▶ Objective
Return the number of lines holding "this", with nothing added.

========

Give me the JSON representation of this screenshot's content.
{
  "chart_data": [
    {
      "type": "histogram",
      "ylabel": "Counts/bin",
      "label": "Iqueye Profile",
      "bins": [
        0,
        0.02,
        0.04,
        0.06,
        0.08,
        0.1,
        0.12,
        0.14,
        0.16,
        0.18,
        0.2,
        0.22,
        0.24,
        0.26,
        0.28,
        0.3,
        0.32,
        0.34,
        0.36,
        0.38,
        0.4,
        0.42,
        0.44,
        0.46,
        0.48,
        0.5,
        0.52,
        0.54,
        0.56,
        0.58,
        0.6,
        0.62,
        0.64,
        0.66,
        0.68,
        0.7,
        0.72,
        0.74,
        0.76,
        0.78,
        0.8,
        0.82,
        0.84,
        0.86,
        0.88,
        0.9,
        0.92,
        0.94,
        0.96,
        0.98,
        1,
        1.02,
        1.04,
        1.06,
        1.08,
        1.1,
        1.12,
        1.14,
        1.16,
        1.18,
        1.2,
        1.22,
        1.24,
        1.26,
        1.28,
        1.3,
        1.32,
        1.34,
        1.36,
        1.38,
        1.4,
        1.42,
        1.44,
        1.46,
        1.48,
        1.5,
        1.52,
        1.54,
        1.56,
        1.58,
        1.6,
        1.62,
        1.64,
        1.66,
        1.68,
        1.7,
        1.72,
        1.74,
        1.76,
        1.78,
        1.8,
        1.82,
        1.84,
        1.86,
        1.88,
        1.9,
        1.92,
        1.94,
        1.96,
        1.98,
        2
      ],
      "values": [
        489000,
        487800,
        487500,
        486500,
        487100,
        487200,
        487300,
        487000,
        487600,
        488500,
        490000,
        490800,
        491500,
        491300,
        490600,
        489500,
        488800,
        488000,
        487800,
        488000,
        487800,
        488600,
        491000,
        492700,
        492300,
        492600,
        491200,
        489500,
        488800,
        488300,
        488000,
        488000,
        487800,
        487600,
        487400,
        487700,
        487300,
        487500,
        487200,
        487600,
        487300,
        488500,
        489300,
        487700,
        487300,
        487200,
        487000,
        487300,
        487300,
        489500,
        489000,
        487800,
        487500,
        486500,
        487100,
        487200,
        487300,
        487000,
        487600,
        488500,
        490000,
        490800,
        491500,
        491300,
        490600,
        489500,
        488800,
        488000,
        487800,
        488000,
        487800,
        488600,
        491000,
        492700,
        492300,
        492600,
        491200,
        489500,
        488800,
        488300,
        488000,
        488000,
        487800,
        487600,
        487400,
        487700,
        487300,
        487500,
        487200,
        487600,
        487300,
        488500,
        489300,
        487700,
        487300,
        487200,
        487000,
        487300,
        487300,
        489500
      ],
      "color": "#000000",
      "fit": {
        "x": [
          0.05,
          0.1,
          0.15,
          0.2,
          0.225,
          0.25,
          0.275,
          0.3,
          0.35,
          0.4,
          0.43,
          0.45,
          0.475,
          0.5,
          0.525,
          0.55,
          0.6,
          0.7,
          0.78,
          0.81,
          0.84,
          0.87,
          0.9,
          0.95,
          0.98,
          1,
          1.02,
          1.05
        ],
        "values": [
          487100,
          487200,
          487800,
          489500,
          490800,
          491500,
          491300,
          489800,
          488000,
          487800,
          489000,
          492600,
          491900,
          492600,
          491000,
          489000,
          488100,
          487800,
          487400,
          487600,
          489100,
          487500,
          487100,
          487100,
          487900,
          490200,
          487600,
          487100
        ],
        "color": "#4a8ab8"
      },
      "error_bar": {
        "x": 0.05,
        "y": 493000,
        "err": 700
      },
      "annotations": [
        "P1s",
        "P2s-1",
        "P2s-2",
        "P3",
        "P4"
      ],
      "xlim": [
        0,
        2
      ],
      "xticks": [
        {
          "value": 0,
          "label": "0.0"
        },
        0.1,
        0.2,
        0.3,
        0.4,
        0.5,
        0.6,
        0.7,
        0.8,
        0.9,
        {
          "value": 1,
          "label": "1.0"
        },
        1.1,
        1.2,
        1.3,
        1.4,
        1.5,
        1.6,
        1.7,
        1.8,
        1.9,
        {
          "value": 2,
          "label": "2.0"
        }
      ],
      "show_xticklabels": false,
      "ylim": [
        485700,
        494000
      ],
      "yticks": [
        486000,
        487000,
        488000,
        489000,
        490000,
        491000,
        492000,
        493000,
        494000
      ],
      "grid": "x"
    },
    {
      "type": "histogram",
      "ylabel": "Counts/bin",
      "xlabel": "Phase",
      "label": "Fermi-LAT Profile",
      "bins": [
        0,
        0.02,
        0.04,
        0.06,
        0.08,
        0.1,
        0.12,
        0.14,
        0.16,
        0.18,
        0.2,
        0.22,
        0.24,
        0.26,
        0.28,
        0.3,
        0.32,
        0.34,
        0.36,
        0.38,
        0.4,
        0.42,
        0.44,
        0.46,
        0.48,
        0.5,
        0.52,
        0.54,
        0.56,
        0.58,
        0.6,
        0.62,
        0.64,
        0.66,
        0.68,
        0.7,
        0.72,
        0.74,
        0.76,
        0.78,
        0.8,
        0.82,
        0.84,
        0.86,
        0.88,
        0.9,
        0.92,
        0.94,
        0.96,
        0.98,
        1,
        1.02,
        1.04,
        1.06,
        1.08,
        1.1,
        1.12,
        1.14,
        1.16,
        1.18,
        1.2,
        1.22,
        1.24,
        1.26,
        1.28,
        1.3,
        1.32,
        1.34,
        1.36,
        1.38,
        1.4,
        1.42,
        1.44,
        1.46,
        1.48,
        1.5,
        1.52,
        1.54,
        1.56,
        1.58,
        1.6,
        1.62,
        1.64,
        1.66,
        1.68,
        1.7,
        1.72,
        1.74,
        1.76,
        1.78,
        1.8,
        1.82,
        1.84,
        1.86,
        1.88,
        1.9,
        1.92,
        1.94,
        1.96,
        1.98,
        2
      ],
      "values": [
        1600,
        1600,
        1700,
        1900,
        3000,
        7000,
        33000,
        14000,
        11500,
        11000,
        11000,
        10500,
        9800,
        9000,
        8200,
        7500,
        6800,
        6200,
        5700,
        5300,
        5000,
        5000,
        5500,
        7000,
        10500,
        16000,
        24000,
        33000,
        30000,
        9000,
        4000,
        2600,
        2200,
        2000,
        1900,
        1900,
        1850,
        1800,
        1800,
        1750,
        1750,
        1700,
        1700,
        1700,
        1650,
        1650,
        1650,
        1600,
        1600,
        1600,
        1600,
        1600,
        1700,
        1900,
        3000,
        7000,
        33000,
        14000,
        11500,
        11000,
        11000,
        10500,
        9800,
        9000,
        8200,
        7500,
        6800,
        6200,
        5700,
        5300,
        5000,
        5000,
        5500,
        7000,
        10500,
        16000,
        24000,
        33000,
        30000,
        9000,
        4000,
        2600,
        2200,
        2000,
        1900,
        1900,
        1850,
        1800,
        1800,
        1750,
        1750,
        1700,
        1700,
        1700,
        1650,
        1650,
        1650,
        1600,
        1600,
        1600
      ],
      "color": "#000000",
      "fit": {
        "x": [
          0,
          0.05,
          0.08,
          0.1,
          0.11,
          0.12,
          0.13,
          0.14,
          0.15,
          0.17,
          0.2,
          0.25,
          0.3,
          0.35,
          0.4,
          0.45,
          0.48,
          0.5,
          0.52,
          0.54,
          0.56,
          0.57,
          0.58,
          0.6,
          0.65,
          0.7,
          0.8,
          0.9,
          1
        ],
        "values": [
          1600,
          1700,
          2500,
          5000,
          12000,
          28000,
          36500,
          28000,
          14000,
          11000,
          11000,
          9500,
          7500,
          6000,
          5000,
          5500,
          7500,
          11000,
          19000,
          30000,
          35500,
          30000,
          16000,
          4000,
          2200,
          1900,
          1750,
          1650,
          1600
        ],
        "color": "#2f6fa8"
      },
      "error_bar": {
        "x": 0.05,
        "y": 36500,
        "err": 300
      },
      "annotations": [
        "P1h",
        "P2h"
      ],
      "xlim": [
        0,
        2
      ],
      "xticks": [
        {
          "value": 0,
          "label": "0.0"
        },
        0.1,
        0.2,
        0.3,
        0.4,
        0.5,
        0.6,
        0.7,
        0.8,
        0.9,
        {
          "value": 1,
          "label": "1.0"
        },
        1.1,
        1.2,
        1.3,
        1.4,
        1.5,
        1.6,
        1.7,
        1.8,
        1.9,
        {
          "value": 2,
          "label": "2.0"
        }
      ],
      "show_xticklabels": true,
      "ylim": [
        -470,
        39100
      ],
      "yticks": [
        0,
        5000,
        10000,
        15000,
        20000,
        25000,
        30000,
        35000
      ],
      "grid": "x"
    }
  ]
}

========

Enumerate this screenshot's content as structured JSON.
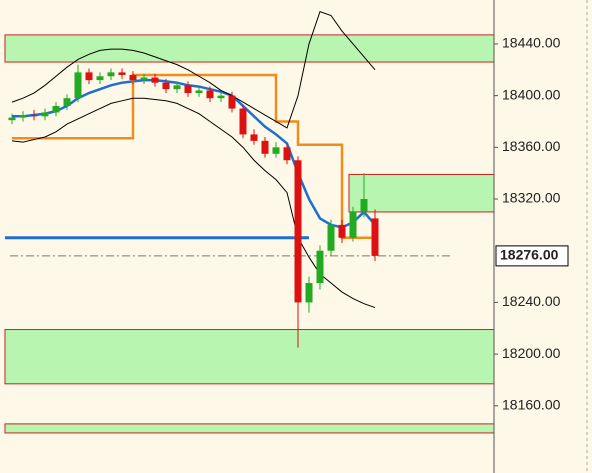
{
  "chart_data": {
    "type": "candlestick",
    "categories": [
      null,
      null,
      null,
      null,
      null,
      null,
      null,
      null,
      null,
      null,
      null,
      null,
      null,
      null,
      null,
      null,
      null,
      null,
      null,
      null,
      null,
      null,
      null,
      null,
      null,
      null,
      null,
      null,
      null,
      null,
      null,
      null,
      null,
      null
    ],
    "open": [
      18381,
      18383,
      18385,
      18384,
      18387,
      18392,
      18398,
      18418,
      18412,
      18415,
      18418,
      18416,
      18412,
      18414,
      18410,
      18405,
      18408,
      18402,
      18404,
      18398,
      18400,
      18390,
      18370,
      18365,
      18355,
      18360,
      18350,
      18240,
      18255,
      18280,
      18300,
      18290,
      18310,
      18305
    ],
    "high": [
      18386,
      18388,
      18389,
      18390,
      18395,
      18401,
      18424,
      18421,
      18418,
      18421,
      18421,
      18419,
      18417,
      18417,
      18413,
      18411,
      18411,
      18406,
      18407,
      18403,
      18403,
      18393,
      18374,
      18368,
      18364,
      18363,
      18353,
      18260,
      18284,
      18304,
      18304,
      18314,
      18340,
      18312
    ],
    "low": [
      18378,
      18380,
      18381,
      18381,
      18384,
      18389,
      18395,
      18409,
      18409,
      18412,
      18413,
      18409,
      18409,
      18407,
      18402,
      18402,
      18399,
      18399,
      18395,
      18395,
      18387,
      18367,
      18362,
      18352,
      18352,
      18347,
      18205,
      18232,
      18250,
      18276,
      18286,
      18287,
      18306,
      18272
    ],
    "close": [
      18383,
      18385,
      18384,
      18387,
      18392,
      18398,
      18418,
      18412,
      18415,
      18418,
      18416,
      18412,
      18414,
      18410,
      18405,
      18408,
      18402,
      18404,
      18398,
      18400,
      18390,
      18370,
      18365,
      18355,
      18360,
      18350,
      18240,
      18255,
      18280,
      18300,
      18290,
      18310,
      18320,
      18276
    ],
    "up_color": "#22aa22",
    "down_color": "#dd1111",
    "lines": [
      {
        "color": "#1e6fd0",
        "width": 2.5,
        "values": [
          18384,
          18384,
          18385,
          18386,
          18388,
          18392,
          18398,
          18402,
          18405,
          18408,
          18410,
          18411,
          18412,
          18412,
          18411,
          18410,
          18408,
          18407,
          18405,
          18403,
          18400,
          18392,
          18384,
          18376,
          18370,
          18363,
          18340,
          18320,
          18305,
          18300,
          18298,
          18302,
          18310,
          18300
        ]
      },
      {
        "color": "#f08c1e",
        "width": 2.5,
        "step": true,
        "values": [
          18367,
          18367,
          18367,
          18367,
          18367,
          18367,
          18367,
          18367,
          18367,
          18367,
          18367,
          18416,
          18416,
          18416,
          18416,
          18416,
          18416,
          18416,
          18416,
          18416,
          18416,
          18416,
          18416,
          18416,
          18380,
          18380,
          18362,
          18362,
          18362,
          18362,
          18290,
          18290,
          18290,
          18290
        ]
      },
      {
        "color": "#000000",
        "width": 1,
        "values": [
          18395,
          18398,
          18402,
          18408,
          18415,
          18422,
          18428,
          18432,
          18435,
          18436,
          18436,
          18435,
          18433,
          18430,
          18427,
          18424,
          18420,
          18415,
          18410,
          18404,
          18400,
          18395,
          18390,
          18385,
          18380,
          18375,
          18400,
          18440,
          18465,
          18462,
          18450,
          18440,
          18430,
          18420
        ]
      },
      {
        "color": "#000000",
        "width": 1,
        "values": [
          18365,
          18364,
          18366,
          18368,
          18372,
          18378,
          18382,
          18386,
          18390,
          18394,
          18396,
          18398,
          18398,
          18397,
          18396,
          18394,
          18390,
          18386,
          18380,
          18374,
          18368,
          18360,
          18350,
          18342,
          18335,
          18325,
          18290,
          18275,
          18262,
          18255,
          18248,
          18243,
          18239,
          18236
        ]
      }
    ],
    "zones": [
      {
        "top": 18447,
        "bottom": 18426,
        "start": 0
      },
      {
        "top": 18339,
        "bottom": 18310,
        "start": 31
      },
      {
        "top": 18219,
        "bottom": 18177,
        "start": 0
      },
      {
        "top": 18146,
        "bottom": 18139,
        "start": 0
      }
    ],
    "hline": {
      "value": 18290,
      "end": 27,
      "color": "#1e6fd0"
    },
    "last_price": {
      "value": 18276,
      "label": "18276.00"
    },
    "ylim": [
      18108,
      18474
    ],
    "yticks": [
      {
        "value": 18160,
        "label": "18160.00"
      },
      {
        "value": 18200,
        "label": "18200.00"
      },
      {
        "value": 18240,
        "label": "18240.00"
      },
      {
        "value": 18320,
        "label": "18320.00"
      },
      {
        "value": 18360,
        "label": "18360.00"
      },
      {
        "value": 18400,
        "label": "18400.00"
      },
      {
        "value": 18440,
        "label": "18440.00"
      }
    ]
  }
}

========

▶ Response to the exercise
2